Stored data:
+++

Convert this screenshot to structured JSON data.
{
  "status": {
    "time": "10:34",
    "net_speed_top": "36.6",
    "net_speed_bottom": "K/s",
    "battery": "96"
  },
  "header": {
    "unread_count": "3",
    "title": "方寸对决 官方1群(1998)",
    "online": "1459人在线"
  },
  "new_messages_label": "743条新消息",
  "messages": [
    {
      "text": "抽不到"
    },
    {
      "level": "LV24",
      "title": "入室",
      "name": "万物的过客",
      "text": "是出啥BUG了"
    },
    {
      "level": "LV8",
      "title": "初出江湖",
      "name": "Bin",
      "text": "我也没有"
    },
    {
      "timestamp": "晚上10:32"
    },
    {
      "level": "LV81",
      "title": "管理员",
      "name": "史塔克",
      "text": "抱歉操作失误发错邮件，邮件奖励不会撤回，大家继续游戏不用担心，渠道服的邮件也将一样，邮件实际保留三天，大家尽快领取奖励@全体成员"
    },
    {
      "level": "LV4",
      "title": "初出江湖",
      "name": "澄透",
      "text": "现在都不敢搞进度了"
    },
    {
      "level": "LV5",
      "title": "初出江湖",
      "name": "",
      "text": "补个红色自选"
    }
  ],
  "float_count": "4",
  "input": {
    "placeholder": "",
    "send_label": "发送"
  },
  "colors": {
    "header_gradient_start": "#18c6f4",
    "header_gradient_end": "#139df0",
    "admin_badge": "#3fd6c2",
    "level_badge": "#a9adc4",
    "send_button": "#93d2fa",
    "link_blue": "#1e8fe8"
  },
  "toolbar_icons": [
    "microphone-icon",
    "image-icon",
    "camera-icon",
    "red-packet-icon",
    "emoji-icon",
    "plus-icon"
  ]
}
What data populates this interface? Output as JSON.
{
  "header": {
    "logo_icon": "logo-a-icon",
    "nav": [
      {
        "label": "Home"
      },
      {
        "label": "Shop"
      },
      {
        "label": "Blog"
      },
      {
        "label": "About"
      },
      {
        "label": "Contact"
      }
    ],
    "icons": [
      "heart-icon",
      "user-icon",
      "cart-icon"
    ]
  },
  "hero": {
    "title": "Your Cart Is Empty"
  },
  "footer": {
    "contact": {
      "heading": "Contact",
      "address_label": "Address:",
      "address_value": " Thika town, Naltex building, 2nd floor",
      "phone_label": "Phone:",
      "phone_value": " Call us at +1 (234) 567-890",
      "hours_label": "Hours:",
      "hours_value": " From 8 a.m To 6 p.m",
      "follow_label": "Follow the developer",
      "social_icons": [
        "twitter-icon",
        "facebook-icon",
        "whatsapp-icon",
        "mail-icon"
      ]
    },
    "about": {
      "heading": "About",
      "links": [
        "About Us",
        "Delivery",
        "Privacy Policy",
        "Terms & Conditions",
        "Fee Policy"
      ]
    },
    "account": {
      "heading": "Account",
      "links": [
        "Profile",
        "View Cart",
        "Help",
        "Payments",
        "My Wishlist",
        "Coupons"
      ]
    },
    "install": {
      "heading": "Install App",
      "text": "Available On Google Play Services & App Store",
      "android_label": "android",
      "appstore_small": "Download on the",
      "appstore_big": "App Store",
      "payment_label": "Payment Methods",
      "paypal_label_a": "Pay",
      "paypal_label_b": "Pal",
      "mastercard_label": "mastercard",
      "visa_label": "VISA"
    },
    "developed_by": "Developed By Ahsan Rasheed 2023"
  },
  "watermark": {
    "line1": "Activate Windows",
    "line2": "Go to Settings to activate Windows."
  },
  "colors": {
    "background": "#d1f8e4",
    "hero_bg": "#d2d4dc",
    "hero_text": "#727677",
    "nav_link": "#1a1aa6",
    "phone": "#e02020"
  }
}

+++

Copy out the whole listing, exactly as written.

▸ Answer to the problem:
Convert this screenshot to structured JSON data.
{
  "status": {
    "time": "10:34",
    "net_speed_top": "36.6",
    "net_speed_bottom": "K/s",
    "battery": "96"
  },
  "header": {
    "unread_count": "3",
    "title": "方寸对决 官方1群(1998)",
    "online": "1459人在线"
  },
  "new_messages_label": "743条新消息",
  "messages": [
    {
      "text": "抽不到"
    },
    {
      "level": "LV24",
      "title": "入室",
      "name": "万物的过客",
      "text": "是出啥BUG了"
    },
    {
      "level": "LV8",
      "title": "初出江湖",
      "name": "Bin",
      "text": "我也没有"
    },
    {
      "timestamp": "晚上10:32"
    },
    {
      "level": "LV81",
      "title": "管理员",
      "name": "史塔克",
      "text": "抱歉操作失误发错邮件，邮件奖励不会撤回，大家继续游戏不用担心，渠道服的邮件也将一样，邮件实际保留三天，大家尽快领取奖励@全体成员"
    },
    {
      "level": "LV4",
      "title": "初出江湖",
      "name": "澄透",
      "text": "现在都不敢搞进度了"
    },
    {
      "level": "LV5",
      "title": "初出江湖",
      "name": "",
      "text": "补个红色自选"
    }
  ],
  "float_count": "4",
  "input": {
    "placeholder": "",
    "send_label": "发送"
  },
  "colors": {
    "header_gradient_start": "#18c6f4",
    "header_gradient_end": "#139df0",
    "admin_badge": "#3fd6c2",
    "level_badge": "#a9adc4",
    "send_button": "#93d2fa",
    "link_blue": "#1e8fe8"
  },
  "toolbar_icons": [
    "microphone-icon",
    "image-icon",
    "camera-icon",
    "red-packet-icon",
    "emoji-icon",
    "plus-icon"
  ]
}
What data populates this interface? Output as JSON.
{
  "header": {
    "logo_icon": "logo-a-icon",
    "nav": [
      {
        "label": "Home"
      },
      {
        "label": "Shop"
      },
      {
        "label": "Blog"
      },
      {
        "label": "About"
      },
      {
        "label": "Contact"
      }
    ],
    "icons": [
      "heart-icon",
      "user-icon",
      "cart-icon"
    ]
  },
  "hero": {
    "title": "Your Cart Is Empty"
  },
  "footer": {
    "contact": {
      "heading": "Contact",
      "address_label": "Address:",
      "address_value": " Thika town, Naltex building, 2nd floor",
      "phone_label": "Phone:",
      "phone_value": " Call us at +1 (234) 567-890",
      "hours_label": "Hours:",
      "hours_value": " From 8 a.m To 6 p.m",
      "follow_label": "Follow the developer",
      "social_icons": [
        "twitter-icon",
        "facebook-icon",
        "whatsapp-icon",
        "mail-icon"
      ]
    },
    "about": {
      "heading": "About",
      "links": [
        "About Us",
        "Delivery",
        "Privacy Policy",
        "Terms & Conditions",
        "Fee Policy"
      ]
    },
    "account": {
      "heading": "Account",
      "links": [
        "Profile",
        "View Cart",
        "Help",
        "Payments",
        "My Wishlist",
        "Coupons"
      ]
    },
    "install": {
      "heading": "Install App",
      "text": "Available On Google Play Services & App Store",
      "android_label": "android",
      "appstore_small": "Download on the",
      "appstore_big": "App Store",
      "payment_label": "Payment Methods",
      "paypal_label_a": "Pay",
      "paypal_label_b": "Pal",
      "mastercard_label": "mastercard",
      "visa_label": "VISA"
    },
    "developed_by": "Developed By Ahsan Rasheed 2023"
  },
  "watermark": {
    "line1": "Activate Windows",
    "line2": "Go to Settings to activate Windows."
  },
  "colors": {
    "background": "#d1f8e4",
    "hero_bg": "#d2d4dc",
    "hero_text": "#727677",
    "nav_link": "#1a1aa6",
    "phone": "#e02020"
  }
}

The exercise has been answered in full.